>> start Extracted data

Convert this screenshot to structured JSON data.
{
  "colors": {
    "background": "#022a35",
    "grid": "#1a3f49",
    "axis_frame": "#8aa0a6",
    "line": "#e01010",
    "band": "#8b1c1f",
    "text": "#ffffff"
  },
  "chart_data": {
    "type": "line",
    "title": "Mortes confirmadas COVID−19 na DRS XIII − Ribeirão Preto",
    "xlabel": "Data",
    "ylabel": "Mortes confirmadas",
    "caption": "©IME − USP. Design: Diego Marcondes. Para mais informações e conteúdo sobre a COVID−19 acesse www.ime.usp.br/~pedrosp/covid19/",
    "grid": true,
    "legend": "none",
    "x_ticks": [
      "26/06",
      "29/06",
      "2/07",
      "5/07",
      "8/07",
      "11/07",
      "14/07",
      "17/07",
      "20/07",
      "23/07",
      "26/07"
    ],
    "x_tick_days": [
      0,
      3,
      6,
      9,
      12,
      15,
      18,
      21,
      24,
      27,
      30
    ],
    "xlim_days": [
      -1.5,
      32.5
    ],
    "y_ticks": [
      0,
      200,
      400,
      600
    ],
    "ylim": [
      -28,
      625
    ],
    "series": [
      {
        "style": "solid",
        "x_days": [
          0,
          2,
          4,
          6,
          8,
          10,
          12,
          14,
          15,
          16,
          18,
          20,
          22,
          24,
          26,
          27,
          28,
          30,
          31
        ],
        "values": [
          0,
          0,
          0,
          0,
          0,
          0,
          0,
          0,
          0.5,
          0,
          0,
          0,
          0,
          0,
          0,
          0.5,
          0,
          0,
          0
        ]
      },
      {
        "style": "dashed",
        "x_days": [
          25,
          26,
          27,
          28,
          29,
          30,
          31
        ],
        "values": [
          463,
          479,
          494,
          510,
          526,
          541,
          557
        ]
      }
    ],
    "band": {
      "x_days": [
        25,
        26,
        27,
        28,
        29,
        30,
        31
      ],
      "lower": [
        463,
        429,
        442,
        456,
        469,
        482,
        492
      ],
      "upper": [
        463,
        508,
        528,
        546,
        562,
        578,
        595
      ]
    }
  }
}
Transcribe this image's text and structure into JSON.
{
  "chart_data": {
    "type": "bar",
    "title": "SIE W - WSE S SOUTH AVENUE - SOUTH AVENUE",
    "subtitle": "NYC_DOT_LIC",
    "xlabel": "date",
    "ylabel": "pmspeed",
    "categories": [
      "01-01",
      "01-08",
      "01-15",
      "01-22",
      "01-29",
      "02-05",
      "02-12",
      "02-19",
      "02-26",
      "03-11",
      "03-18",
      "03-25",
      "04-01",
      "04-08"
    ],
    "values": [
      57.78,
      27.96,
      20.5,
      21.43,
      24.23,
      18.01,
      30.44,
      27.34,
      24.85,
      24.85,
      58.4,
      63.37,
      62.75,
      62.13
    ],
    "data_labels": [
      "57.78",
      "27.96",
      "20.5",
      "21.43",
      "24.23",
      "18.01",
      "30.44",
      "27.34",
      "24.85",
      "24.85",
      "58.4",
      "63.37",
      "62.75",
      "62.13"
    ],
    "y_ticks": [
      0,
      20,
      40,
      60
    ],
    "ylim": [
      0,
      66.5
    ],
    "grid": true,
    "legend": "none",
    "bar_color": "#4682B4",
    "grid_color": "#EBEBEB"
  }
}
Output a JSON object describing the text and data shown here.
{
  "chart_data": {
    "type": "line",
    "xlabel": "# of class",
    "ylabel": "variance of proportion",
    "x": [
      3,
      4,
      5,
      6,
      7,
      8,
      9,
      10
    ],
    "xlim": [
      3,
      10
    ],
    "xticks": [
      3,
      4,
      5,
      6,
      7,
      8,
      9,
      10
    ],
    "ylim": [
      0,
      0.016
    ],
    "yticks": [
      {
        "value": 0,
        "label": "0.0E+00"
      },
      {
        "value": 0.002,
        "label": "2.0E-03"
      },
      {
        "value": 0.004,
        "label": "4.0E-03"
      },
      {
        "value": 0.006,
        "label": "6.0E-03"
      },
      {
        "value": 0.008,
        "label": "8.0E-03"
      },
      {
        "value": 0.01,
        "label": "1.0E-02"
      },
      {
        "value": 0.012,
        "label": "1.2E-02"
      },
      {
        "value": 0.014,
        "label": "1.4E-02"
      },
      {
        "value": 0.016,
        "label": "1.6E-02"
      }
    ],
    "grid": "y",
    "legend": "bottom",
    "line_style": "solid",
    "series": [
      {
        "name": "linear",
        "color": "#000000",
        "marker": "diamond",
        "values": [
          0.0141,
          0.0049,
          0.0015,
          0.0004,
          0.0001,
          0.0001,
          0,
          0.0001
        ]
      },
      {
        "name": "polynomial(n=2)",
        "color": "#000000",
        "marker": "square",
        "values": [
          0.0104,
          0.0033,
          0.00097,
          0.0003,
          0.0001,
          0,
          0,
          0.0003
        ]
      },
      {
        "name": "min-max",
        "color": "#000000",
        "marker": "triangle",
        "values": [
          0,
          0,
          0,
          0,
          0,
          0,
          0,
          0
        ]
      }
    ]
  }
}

>> end Extracted data

#### Goal of the exercise:
Among the lines of the data above, determine how many contain the word "COVID". Report the number alone.

#### Response to this task:
2